> **Task**:
Retype the material below word for word, beginning at the line that contains "Patent image size: (880, 399)." and stopping after the line that contains "The notch 46mrn is at (262, 297).".

Records in a dataset
____________

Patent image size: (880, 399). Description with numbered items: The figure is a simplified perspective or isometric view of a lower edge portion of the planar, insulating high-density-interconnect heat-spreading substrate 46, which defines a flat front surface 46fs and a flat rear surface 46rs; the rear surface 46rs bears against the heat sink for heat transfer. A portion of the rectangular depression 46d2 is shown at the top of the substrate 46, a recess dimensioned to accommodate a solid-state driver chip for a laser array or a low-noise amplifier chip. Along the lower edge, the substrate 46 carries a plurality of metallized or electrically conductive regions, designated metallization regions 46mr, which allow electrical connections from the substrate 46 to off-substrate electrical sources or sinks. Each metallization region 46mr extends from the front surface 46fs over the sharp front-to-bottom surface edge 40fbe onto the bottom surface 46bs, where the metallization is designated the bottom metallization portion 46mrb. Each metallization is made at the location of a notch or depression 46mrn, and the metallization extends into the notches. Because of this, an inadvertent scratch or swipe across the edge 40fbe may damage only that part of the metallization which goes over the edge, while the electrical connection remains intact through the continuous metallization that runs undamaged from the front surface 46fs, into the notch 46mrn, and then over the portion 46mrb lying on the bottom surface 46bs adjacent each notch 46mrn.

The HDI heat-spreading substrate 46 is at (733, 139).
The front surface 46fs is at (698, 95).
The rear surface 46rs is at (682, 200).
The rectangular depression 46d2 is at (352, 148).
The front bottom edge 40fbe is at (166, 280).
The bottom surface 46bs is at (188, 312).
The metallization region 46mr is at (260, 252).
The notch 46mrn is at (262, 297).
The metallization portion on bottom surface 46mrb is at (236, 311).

____________

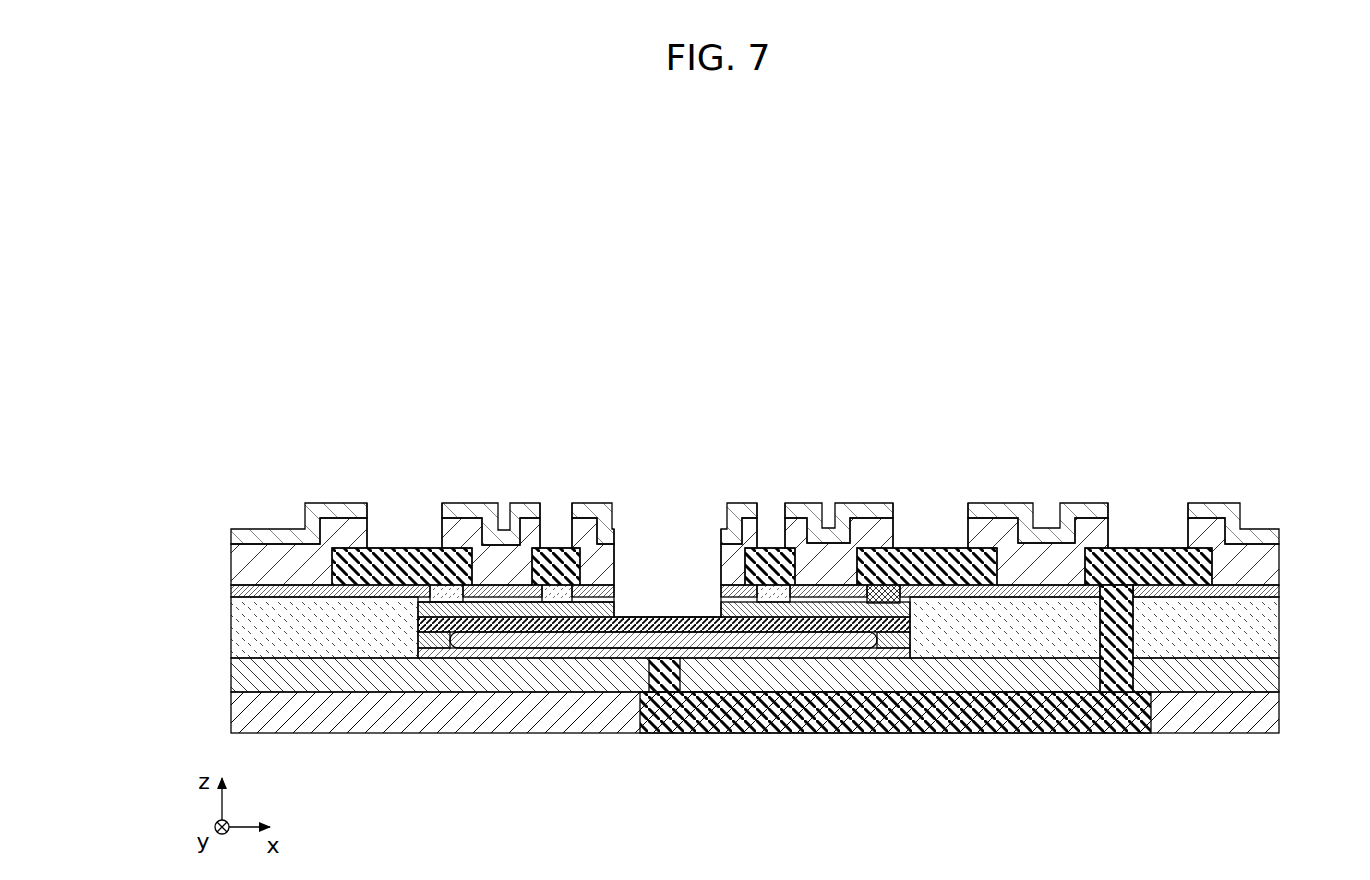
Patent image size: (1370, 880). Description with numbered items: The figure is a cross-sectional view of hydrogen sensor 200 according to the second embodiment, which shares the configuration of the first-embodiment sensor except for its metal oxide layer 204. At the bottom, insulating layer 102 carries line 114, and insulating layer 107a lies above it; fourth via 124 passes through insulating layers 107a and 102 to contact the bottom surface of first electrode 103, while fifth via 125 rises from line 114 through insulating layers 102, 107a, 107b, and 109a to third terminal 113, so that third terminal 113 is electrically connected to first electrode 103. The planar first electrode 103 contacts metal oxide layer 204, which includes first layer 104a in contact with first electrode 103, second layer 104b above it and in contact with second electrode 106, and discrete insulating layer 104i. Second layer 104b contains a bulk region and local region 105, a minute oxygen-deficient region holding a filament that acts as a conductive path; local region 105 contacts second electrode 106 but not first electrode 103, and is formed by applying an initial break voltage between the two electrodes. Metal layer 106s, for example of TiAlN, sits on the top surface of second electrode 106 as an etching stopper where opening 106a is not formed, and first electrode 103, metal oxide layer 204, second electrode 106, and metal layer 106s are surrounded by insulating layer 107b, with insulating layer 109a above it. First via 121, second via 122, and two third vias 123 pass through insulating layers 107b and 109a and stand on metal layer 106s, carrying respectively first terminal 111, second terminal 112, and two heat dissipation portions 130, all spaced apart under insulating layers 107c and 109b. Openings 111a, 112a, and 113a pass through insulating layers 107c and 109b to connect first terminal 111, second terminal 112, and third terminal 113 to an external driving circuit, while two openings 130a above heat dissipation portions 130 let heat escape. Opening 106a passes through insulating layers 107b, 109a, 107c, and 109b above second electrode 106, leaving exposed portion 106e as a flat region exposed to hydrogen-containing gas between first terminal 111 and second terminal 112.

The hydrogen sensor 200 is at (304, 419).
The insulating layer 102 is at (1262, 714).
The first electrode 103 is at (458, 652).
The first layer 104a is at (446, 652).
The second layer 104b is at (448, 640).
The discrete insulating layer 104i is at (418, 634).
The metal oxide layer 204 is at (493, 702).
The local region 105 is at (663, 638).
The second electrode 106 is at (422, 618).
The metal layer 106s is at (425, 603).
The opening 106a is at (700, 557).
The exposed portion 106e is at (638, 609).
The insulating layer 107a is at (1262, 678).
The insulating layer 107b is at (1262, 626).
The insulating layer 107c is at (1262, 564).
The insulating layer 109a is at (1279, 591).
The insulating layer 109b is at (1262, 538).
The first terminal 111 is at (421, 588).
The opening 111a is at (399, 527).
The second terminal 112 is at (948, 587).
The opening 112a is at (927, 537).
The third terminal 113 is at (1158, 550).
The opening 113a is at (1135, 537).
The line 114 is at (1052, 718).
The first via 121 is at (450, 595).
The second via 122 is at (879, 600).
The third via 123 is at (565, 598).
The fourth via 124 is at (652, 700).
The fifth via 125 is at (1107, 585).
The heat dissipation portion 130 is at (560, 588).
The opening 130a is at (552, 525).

____________

> **Task output**:
Patent image size: (880, 399). Description with numbered items: The figure is a simplified perspective or isometric view of a lower edge portion of the planar, insulating high-density-interconnect heat-spreading substrate 46, which defines a flat front surface 46fs and a flat rear surface 46rs; the rear surface 46rs bears against the heat sink for heat transfer. A portion of the rectangular depression 46d2 is shown at the top of the substrate 46, a recess dimensioned to accommodate a solid-state driver chip for a laser array or a low-noise amplifier chip. Along the lower edge, the substrate 46 carries a plurality of metallized or electrically conductive regions, designated metallization regions 46mr, which allow electrical connections from the substrate 46 to off-substrate electrical sources or sinks. Each metallization region 46mr extends from the front surface 46fs over the sharp front-to-bottom surface edge 40fbe onto the bottom surface 46bs, where the metallization is designated the bottom metallization portion 46mrb. Each metallization is made at the location of a notch or depression 46mrn, and the metallization extends into the notches. Because of this, an inadvertent scratch or swipe across the edge 40fbe may damage only that part of the metallization which goes over the edge, while the electrical connection remains intact through the continuous metallization that runs undamaged from the front surface 46fs, into the notch 46mrn, and then over the portion 46mrb lying on the bottom surface 46bs adjacent each notch 46mrn.

The HDI heat-spreading substrate 46 is at (733, 139).
The front surface 46fs is at (698, 95).
The rear surface 46rs is at (682, 200).
The rectangular depression 46d2 is at (352, 148).
The front bottom edge 40fbe is at (166, 280).
The bottom surface 46bs is at (188, 312).
The metallization region 46mr is at (260, 252).
The notch 46mrn is at (262, 297).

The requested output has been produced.